Please format every line of the listing below as a numbered list, leaving out any blank lines.

----- Material provided

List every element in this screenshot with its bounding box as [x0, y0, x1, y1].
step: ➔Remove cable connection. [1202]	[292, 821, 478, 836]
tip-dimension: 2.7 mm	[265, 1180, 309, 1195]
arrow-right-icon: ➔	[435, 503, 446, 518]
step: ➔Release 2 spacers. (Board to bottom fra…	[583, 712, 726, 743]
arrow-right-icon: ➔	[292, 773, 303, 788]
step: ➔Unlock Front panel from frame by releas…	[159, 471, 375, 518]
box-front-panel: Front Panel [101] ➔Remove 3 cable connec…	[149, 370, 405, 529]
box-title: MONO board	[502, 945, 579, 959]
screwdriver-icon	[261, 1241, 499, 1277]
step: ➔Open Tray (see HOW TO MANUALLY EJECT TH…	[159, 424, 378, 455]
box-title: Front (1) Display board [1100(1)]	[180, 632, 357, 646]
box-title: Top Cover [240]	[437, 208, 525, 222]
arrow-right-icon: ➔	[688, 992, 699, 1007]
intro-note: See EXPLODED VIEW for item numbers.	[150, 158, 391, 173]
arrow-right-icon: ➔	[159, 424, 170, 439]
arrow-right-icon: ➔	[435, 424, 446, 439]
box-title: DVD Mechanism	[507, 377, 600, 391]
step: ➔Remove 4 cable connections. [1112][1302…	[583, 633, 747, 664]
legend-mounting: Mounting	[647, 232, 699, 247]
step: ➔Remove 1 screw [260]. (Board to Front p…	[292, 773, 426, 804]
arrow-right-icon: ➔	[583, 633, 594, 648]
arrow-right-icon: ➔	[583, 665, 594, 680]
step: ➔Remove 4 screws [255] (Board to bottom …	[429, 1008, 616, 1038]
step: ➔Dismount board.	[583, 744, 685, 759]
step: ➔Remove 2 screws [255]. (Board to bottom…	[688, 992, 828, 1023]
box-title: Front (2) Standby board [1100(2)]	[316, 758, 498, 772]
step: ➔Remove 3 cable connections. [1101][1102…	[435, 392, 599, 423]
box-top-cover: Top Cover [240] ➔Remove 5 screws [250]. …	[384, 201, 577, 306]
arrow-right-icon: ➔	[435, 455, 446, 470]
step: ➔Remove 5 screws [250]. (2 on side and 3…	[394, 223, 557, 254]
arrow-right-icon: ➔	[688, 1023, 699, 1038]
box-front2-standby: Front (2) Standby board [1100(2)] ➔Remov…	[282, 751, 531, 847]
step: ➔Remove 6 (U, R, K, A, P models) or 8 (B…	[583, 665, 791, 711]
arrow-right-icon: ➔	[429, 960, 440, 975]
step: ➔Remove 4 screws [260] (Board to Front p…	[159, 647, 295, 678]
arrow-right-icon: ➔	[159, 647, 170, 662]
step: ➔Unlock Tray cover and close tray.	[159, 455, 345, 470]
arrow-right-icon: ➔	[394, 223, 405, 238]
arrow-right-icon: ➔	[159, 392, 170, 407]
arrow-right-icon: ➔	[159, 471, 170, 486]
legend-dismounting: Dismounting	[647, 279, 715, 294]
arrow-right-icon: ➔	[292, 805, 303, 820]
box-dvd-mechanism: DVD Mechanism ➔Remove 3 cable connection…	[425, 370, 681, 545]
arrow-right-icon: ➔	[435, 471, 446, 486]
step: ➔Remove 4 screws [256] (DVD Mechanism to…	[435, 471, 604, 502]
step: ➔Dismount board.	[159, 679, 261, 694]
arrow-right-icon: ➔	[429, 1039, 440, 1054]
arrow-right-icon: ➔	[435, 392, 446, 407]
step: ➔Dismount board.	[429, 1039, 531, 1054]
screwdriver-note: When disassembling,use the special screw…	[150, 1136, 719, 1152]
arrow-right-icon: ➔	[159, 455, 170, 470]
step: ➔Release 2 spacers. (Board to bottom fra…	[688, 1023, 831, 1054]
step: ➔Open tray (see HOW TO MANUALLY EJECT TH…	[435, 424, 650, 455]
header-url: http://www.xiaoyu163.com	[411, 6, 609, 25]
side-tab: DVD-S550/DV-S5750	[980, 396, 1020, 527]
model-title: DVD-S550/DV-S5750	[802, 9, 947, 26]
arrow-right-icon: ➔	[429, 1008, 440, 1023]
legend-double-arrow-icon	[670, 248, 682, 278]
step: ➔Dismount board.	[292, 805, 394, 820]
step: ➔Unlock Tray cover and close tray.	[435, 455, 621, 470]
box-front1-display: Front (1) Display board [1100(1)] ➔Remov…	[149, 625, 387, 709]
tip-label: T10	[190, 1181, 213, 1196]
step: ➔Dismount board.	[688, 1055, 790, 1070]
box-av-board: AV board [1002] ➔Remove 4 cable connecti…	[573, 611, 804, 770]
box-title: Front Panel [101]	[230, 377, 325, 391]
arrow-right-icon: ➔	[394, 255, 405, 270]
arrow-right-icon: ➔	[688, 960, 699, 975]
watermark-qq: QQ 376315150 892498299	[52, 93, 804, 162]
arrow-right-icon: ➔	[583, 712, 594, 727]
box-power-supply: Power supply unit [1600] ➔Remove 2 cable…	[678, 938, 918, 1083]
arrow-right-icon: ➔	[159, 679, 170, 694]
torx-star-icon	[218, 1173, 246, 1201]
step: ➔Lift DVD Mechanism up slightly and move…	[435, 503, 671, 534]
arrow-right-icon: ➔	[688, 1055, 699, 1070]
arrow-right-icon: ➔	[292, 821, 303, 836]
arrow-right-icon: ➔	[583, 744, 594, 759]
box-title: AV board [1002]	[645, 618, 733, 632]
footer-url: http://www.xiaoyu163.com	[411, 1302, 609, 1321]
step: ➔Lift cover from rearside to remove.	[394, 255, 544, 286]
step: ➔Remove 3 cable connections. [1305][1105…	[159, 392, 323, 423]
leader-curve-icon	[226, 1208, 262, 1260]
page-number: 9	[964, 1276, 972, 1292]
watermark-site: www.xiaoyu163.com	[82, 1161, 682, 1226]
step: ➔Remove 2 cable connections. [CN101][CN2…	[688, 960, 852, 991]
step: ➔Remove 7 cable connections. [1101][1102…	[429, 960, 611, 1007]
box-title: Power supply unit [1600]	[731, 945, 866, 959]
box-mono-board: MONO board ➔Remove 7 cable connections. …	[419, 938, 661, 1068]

----------

• _Task output_:
1. List every element in this screenshot with its bounding box as [x0, y0, x1, y1].
2. step: ➔Remove cable connection. [1202]	[292, 821, 478, 836]
3. tip-dimension: 2.7 mm	[265, 1180, 309, 1195]
4. arrow-right-icon: ➔	[435, 503, 446, 518]
5. step: ➔Release 2 spacers. (Board to bottom fra…	[583, 712, 726, 743]
6. arrow-right-icon: ➔	[292, 773, 303, 788]
7. step: ➔Unlock Front panel from frame by releas…	[159, 471, 375, 518]
8. box-front-panel: Front Panel [101] ➔Remove 3 cable connec…	[149, 370, 405, 529]
9. box-title: MONO board	[502, 945, 579, 959]
10. screwdriver-icon	[261, 1241, 499, 1277]
11. step: ➔Open Tray (see HOW TO MANUALLY EJECT TH…	[159, 424, 378, 455]
12. box-title: Front (1) Display board [1100(1)]	[180, 632, 357, 646]
13. box-title: Top Cover [240]	[437, 208, 525, 222]
14. arrow-right-icon: ➔	[688, 992, 699, 1007]
15. intro-note: See EXPLODED VIEW for item numbers.	[150, 158, 391, 173]
16. arrow-right-icon: ➔	[159, 424, 170, 439]
17. arrow-right-icon: ➔	[435, 424, 446, 439]
18. box-title: DVD Mechanism	[507, 377, 600, 391]
19. step: ➔Remove 4 cable connections. [1112][1302…	[583, 633, 747, 664]
20. legend-mounting: Mounting	[647, 232, 699, 247]
21. step: ➔Remove 1 screw [260]. (Board to Front p…	[292, 773, 426, 804]
22. arrow-right-icon: ➔	[583, 633, 594, 648]
23. arrow-right-icon: ➔	[583, 665, 594, 680]
24. step: ➔Remove 4 screws [255] (Board to bottom …	[429, 1008, 616, 1038]
25. step: ➔Dismount board.	[583, 744, 685, 759]
26. step: ➔Remove 2 screws [255]. (Board to bottom…	[688, 992, 828, 1023]
27. box-title: Front (2) Standby board [1100(2)]	[316, 758, 498, 772]
28. step: ➔Remove 3 cable connections. [1101][1102…	[435, 392, 599, 423]
29. box-top-cover: Top Cover [240] ➔Remove 5 screws [250]. …	[384, 201, 577, 306]
30. arrow-right-icon: ➔	[435, 455, 446, 470]
31. step: ➔Remove 5 screws [250]. (2 on side and 3…	[394, 223, 557, 254]
32. arrow-right-icon: ➔	[688, 1023, 699, 1038]
33. box-front2-standby: Front (2) Standby board [1100(2)] ➔Remov…	[282, 751, 531, 847]
34. step: ➔Remove 6 (U, R, K, A, P models) or 8 (B…	[583, 665, 791, 711]
35. arrow-right-icon: ➔	[429, 960, 440, 975]
36. step: ➔Remove 4 screws [260] (Board to Front p…	[159, 647, 295, 678]
37. arrow-right-icon: ➔	[159, 647, 170, 662]
38. step: ➔Unlock Tray cover and close tray.	[159, 455, 345, 470]
39. arrow-right-icon: ➔	[394, 223, 405, 238]
40. arrow-right-icon: ➔	[159, 392, 170, 407]
41. arrow-right-icon: ➔	[159, 471, 170, 486]
42. legend-dismounting: Dismounting	[647, 279, 715, 294]
43. arrow-right-icon: ➔	[292, 805, 303, 820]
44. box-dvd-mechanism: DVD Mechanism ➔Remove 3 cable connection…	[425, 370, 681, 545]
45. arrow-right-icon: ➔	[435, 471, 446, 486]
46. step: ➔Remove 4 screws [256] (DVD Mechanism to…	[435, 471, 604, 502]
47. step: ➔Dismount board.	[159, 679, 261, 694]
48. arrow-right-icon: ➔	[429, 1039, 440, 1054]
49. arrow-right-icon: ➔	[435, 392, 446, 407]
50. step: ➔Dismount board.	[429, 1039, 531, 1054]
51. screwdriver-note: When disassembling,use the special screw…	[150, 1136, 719, 1152]
52. arrow-right-icon: ➔	[159, 455, 170, 470]
53. step: ➔Release 2 spacers. (Board to bottom fra…	[688, 1023, 831, 1054]
54. step: ➔Open tray (see HOW TO MANUALLY EJECT TH…	[435, 424, 650, 455]
55. header-url: http://www.xiaoyu163.com	[411, 6, 609, 25]
56. side-tab: DVD-S550/DV-S5750	[980, 396, 1020, 527]
57. model-title: DVD-S550/DV-S5750	[802, 9, 947, 26]
58. arrow-right-icon: ➔	[429, 1008, 440, 1023]
59. legend-double-arrow-icon	[670, 248, 682, 278]
60. step: ➔Dismount board.	[292, 805, 394, 820]
61. step: ➔Unlock Tray cover and close tray.	[435, 455, 621, 470]
62. box-front1-display: Front (1) Display board [1100(1)] ➔Remov…	[149, 625, 387, 709]
63. tip-label: T10	[190, 1181, 213, 1196]
64. step: ➔Dismount board.	[688, 1055, 790, 1070]
65. box-av-board: AV board [1002] ➔Remove 4 cable connecti…	[573, 611, 804, 770]
66. box-title: Front Panel [101]	[230, 377, 325, 391]
67. arrow-right-icon: ➔	[394, 255, 405, 270]
68. arrow-right-icon: ➔	[688, 960, 699, 975]
69. watermark-qq: QQ 376315150 892498299	[52, 93, 804, 162]
70. arrow-right-icon: ➔	[583, 712, 594, 727]
71. box-power-supply: Power supply unit [1600] ➔Remove 2 cable…	[678, 938, 918, 1083]
72. arrow-right-icon: ➔	[159, 679, 170, 694]
73. torx-star-icon	[218, 1173, 246, 1201]
74. step: ➔Lift DVD Mechanism up slightly and move…	[435, 503, 671, 534]
75. arrow-right-icon: ➔	[688, 1055, 699, 1070]
76. arrow-right-icon: ➔	[292, 821, 303, 836]
77. arrow-right-icon: ➔	[583, 744, 594, 759]
78. box-title: AV board [1002]	[645, 618, 733, 632]
79. footer-url: http://www.xiaoyu163.com	[411, 1302, 609, 1321]
80. step: ➔Lift cover from rearside to remove.	[394, 255, 544, 286]
81. step: ➔Remove 3 cable connections. [1305][1105…	[159, 392, 323, 423]
82. leader-curve-icon	[226, 1208, 262, 1260]
83. page-number: 9	[964, 1276, 972, 1292]
84. watermark-site: www.xiaoyu163.com	[82, 1161, 682, 1226]
85. step: ➔Remove 2 cable connections. [CN101][CN2…	[688, 960, 852, 991]
86. step: ➔Remove 7 cable connections. [1101][1102…	[429, 960, 611, 1007]
87. box-title: Power supply unit [1600]	[731, 945, 866, 959]
88. box-mono-board: MONO board ➔Remove 7 cable connections. …	[419, 938, 661, 1068]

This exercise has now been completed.